■ Your goal
Return the records exactly as they are.

■ Data for this exercise
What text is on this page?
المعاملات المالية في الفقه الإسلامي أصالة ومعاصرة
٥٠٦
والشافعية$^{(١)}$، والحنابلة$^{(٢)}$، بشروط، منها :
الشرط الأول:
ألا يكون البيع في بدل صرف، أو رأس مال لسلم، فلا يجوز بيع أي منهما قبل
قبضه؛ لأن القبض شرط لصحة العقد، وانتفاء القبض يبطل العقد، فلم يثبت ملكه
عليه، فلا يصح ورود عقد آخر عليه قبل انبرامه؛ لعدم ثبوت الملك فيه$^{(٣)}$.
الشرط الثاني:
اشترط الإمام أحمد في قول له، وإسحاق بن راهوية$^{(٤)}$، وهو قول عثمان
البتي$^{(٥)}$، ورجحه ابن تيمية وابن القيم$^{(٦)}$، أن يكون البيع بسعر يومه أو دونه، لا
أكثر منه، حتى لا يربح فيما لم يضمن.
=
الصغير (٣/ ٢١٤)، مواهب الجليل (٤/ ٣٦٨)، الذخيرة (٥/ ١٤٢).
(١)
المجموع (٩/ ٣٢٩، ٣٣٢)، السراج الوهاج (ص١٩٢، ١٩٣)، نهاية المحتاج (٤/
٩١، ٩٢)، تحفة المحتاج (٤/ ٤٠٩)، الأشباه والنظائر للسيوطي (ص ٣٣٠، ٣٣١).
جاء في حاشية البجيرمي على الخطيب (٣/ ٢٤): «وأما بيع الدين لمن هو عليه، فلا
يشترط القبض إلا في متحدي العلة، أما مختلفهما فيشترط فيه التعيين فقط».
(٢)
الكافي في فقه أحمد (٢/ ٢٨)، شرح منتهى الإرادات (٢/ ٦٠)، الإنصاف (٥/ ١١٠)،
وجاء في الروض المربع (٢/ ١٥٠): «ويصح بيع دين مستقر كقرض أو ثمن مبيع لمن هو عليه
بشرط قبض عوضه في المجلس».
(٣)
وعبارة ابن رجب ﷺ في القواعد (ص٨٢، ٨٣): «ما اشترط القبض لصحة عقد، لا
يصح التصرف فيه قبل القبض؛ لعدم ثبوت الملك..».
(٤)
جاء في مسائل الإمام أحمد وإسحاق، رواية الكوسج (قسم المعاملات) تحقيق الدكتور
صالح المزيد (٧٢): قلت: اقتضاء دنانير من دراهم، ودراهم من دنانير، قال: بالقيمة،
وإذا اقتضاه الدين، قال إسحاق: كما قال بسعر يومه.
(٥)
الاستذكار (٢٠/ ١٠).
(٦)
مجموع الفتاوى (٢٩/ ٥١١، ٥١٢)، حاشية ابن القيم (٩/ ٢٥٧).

■ Exercise response
What text is on this page?
المعاملات المالية في الفقه الإسلامي أصالة ومعاصرة
٥٠٦
والشافعية$^{(١)}$، والحنابلة$^{(٢)}$، بشروط، منها :
الشرط الأول:
ألا يكون البيع في بدل صرف، أو رأس مال لسلم، فلا يجوز بيع أي منهما قبل
قبضه؛ لأن القبض شرط لصحة العقد، وانتفاء القبض يبطل العقد، فلم يثبت ملكه
عليه، فلا يصح ورود عقد آخر عليه قبل انبرامه؛ لعدم ثبوت الملك فيه$^{(٣)}$.
الشرط الثاني:
اشترط الإمام أحمد في قول له، وإسحاق بن راهوية$^{(٤)}$، وهو قول عثمان
البتي$^{(٥)}$، ورجحه ابن تيمية وابن القيم$^{(٦)}$، أن يكون البيع بسعر يومه أو دونه، لا
أكثر منه، حتى لا يربح فيما لم يضمن.
=
الصغير (٣/ ٢١٤)، مواهب الجليل (٤/ ٣٦٨)، الذخيرة (٥/ ١٤٢).
(١)
المجموع (٩/ ٣٢٩، ٣٣٢)، السراج الوهاج (ص١٩٢، ١٩٣)، نهاية المحتاج (٤/
٩١، ٩٢)، تحفة المحتاج (٤/ ٤٠٩)، الأشباه والنظائر للسيوطي (ص ٣٣٠، ٣٣١).
جاء في حاشية البجيرمي على الخطيب (٣/ ٢٤): «وأما بيع الدين لمن هو عليه، فلا
يشترط القبض إلا في متحدي العلة، أما مختلفهما فيشترط فيه التعيين فقط».
(٢)
الكافي في فقه أحمد (٢/ ٢٨)، شرح منتهى الإرادات (٢/ ٦٠)، الإنصاف (٥/ ١١٠)،
وجاء في الروض المربع (٢/ ١٥٠): «ويصح بيع دين مستقر كقرض أو ثمن مبيع لمن هو عليه
بشرط قبض عوضه في المجلس».
(٣)
وعبارة ابن رجب ﷺ في القواعد (ص٨٢، ٨٣): «ما اشترط القبض لصحة عقد، لا
يصح التصرف فيه قبل القبض؛ لعدم ثبوت الملك..».
(٤)
جاء في مسائل الإمام أحمد وإسحاق، رواية الكوسج (قسم المعاملات) تحقيق الدكتور
صالح المزيد (٧٢): قلت: اقتضاء دنانير من دراهم، ودراهم من دنانير، قال: بالقيمة،
وإذا اقتضاه الدين، قال إسحاق: كما قال بسعر يومه.
(٥)
الاستذكار (٢٠/ ١٠).
(٦)
مجموع الفتاوى (٢٩/ ٥١١، ٥١٢)، حاشية ابن القيم (٩/ ٢٥٧).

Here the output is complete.